◆ SET TASK: Extract every entry word for word. Skip the pictures.

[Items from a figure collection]
--*--

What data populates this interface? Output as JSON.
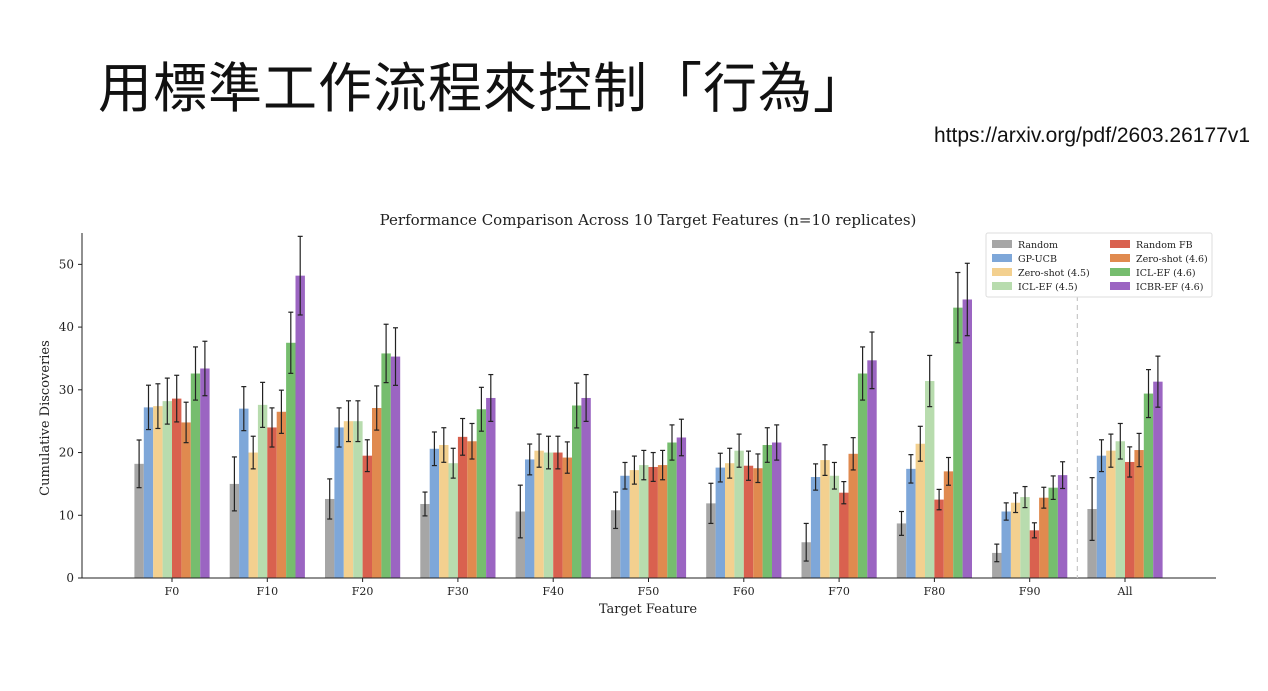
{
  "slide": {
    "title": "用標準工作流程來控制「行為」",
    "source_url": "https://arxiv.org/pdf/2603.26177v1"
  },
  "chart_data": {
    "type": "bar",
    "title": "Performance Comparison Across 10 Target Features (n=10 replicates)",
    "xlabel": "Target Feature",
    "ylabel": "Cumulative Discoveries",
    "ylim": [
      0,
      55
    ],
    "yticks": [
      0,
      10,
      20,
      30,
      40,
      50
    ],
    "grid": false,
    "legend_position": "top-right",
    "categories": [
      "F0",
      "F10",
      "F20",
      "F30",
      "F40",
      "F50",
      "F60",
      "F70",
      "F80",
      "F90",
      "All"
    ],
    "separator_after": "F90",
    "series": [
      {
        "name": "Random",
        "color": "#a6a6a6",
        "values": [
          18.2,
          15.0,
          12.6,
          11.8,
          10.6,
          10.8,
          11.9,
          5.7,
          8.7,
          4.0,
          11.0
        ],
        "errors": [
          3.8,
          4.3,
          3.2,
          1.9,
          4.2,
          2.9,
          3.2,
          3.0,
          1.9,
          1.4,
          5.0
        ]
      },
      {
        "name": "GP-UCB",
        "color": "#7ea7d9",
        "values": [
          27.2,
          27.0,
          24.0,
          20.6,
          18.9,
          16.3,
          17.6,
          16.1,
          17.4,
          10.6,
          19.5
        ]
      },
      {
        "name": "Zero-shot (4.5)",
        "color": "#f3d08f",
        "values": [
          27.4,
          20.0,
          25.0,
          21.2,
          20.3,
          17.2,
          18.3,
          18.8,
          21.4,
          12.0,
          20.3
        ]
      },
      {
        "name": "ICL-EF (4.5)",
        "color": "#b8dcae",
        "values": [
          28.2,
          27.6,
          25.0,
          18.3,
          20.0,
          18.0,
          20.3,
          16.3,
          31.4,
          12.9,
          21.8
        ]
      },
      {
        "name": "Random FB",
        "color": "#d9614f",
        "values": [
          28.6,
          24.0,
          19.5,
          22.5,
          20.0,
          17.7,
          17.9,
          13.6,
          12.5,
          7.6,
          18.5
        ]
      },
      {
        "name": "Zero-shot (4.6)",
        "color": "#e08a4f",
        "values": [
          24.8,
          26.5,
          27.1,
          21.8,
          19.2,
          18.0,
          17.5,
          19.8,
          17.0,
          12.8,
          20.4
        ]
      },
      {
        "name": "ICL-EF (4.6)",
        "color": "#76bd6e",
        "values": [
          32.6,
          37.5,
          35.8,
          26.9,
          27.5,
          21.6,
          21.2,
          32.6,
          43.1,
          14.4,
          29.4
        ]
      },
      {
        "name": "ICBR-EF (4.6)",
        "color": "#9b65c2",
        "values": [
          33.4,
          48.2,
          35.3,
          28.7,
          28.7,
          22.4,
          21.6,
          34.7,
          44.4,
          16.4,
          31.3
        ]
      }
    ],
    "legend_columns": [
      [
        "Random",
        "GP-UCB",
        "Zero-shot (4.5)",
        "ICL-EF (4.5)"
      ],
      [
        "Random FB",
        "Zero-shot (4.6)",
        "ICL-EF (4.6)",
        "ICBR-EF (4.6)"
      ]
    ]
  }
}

--*--

◆ COMPLETED TASK:
What data populates this interface? Output as JSON.
{
  "slide": {
    "title": "用標準工作流程來控制「行為」",
    "source_url": "https://arxiv.org/pdf/2603.26177v1"
  },
  "chart_data": {
    "type": "bar",
    "title": "Performance Comparison Across 10 Target Features (n=10 replicates)",
    "xlabel": "Target Feature",
    "ylabel": "Cumulative Discoveries",
    "ylim": [
      0,
      55
    ],
    "yticks": [
      0,
      10,
      20,
      30,
      40,
      50
    ],
    "grid": false,
    "legend_position": "top-right",
    "categories": [
      "F0",
      "F10",
      "F20",
      "F30",
      "F40",
      "F50",
      "F60",
      "F70",
      "F80",
      "F90",
      "All"
    ],
    "separator_after": "F90",
    "series": [
      {
        "name": "Random",
        "color": "#a6a6a6",
        "values": [
          18.2,
          15.0,
          12.6,
          11.8,
          10.6,
          10.8,
          11.9,
          5.7,
          8.7,
          4.0,
          11.0
        ],
        "errors": [
          3.8,
          4.3,
          3.2,
          1.9,
          4.2,
          2.9,
          3.2,
          3.0,
          1.9,
          1.4,
          5.0
        ]
      },
      {
        "name": "GP-UCB",
        "color": "#7ea7d9",
        "values": [
          27.2,
          27.0,
          24.0,
          20.6,
          18.9,
          16.3,
          17.6,
          16.1,
          17.4,
          10.6,
          19.5
        ]
      },
      {
        "name": "Zero-shot (4.5)",
        "color": "#f3d08f",
        "values": [
          27.4,
          20.0,
          25.0,
          21.2,
          20.3,
          17.2,
          18.3,
          18.8,
          21.4,
          12.0,
          20.3
        ]
      },
      {
        "name": "ICL-EF (4.5)",
        "color": "#b8dcae",
        "values": [
          28.2,
          27.6,
          25.0,
          18.3,
          20.0,
          18.0,
          20.3,
          16.3,
          31.4,
          12.9,
          21.8
        ]
      },
      {
        "name": "Random FB",
        "color": "#d9614f",
        "values": [
          28.6,
          24.0,
          19.5,
          22.5,
          20.0,
          17.7,
          17.9,
          13.6,
          12.5,
          7.6,
          18.5
        ]
      },
      {
        "name": "Zero-shot (4.6)",
        "color": "#e08a4f",
        "values": [
          24.8,
          26.5,
          27.1,
          21.8,
          19.2,
          18.0,
          17.5,
          19.8,
          17.0,
          12.8,
          20.4
        ]
      },
      {
        "name": "ICL-EF (4.6)",
        "color": "#76bd6e",
        "values": [
          32.6,
          37.5,
          35.8,
          26.9,
          27.5,
          21.6,
          21.2,
          32.6,
          43.1,
          14.4,
          29.4
        ]
      },
      {
        "name": "ICBR-EF (4.6)",
        "color": "#9b65c2",
        "values": [
          33.4,
          48.2,
          35.3,
          28.7,
          28.7,
          22.4,
          21.6,
          34.7,
          44.4,
          16.4,
          31.3
        ]
      }
    ],
    "legend_columns": [
      [
        "Random",
        "GP-UCB",
        "Zero-shot (4.5)",
        "ICL-EF (4.5)"
      ],
      [
        "Random FB",
        "Zero-shot (4.6)",
        "ICL-EF (4.6)",
        "ICBR-EF (4.6)"
      ]
    ]
  }
}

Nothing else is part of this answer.